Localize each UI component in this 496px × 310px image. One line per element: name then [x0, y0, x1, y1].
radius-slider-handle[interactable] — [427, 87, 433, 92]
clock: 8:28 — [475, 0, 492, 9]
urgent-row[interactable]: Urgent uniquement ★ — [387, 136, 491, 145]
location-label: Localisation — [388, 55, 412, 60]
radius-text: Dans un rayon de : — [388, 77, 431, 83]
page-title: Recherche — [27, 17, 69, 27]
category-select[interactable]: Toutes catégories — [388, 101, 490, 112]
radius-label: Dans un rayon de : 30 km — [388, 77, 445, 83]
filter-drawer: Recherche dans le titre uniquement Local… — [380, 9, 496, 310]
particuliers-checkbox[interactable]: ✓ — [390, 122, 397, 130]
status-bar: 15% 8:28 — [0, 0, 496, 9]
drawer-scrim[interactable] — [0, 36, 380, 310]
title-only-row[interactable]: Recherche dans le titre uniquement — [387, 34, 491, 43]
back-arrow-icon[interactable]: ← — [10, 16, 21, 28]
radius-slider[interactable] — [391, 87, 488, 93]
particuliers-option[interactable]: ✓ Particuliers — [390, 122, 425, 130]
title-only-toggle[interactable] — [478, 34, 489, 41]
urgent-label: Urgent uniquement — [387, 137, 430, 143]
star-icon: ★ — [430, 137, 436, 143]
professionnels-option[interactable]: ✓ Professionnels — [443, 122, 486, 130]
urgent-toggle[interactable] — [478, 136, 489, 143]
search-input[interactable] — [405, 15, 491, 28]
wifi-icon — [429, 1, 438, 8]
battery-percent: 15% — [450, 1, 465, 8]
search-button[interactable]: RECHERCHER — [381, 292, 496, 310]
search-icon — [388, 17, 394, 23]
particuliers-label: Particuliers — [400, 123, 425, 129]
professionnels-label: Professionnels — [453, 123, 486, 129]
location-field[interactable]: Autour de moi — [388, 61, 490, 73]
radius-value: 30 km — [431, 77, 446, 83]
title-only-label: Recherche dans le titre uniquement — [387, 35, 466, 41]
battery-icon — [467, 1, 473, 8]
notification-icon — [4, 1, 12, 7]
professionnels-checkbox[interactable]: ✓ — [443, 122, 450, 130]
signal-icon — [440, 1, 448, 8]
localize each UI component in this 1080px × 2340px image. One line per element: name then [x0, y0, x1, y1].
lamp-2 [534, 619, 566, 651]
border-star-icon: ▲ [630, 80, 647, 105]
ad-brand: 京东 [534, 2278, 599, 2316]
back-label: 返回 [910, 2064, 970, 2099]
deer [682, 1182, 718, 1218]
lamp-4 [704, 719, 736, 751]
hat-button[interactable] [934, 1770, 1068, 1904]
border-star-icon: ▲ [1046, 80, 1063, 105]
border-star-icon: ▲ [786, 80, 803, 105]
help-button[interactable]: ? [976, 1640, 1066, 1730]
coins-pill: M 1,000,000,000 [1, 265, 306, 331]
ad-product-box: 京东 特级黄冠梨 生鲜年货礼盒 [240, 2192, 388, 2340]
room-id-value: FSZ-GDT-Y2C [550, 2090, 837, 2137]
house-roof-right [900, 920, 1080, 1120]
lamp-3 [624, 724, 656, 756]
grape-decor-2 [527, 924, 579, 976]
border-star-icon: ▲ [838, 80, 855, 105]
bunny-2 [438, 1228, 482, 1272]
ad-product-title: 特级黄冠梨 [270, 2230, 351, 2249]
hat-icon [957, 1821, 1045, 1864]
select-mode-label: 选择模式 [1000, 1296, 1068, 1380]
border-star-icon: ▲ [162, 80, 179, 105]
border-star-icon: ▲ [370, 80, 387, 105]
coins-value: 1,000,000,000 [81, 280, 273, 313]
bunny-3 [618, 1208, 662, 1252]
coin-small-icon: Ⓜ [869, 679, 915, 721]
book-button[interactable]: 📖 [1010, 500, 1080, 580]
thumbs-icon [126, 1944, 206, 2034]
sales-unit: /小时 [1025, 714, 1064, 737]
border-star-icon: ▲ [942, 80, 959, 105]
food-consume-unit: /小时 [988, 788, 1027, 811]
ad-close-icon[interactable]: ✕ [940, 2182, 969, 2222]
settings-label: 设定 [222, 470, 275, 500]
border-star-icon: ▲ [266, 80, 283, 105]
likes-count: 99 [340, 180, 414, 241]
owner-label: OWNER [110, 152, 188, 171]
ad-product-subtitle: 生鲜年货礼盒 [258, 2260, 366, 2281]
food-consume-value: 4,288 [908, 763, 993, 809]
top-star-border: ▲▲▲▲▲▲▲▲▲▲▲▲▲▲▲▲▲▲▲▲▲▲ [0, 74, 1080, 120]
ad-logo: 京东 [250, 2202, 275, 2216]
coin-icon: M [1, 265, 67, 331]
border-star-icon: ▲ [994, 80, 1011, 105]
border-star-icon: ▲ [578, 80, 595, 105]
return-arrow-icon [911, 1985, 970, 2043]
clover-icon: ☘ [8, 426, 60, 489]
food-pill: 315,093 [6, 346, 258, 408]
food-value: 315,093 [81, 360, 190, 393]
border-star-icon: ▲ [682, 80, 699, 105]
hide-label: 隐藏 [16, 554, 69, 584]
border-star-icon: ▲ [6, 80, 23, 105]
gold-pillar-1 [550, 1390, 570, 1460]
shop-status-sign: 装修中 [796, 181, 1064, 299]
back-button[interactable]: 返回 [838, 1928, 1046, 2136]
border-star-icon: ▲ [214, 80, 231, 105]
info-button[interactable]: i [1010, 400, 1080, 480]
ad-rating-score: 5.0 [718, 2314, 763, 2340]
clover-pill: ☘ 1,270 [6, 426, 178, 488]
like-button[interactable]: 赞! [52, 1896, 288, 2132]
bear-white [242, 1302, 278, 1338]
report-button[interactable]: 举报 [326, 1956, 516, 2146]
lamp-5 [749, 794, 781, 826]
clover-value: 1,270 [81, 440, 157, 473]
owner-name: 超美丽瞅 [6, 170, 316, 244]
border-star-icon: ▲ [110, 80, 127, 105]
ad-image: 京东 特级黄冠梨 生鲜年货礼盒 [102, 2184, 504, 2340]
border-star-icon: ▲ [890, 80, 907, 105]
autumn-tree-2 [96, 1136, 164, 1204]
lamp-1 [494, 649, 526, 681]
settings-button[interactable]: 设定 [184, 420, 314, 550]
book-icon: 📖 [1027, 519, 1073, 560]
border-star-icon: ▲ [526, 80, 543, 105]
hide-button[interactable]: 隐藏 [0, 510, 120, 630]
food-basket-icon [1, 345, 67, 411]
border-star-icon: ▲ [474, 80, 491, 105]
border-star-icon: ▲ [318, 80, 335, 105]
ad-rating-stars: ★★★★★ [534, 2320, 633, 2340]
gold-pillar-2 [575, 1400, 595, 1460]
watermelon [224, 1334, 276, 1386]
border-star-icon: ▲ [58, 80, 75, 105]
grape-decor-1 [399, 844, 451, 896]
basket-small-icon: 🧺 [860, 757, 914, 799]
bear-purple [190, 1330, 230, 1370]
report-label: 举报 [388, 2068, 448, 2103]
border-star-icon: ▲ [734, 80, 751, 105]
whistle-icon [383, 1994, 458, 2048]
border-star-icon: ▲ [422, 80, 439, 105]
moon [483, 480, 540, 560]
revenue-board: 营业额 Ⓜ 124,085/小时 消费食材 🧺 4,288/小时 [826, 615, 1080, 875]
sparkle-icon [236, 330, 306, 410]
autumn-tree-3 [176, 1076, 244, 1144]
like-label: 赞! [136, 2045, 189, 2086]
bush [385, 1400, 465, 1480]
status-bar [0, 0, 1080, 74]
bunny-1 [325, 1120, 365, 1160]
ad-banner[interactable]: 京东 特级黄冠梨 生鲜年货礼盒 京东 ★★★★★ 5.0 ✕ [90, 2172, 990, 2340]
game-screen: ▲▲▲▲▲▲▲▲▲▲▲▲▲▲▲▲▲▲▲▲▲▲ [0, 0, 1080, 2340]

====

▶ **STATED EXERCISE**
Write out the entries exactly, from their first line through the line containing "filter-drawer: Recherche dans", including both.

▶ **WRITTEN SOLUTION**
Localize each UI component in this 496px × 310px image. One line per element: name then [x0, y0, x1, y1].
radius-slider-handle[interactable] — [427, 87, 433, 92]
clock: 8:28 — [475, 0, 492, 9]
urgent-row[interactable]: Urgent uniquement ★ — [387, 136, 491, 145]
location-label: Localisation — [388, 55, 412, 60]
radius-text: Dans un rayon de : — [388, 77, 431, 83]
page-title: Recherche — [27, 17, 69, 27]
category-select[interactable]: Toutes catégories — [388, 101, 490, 112]
radius-label: Dans un rayon de : 30 km — [388, 77, 445, 83]
filter-drawer: Recherche dans le titre uniquement Local… — [380, 9, 496, 310]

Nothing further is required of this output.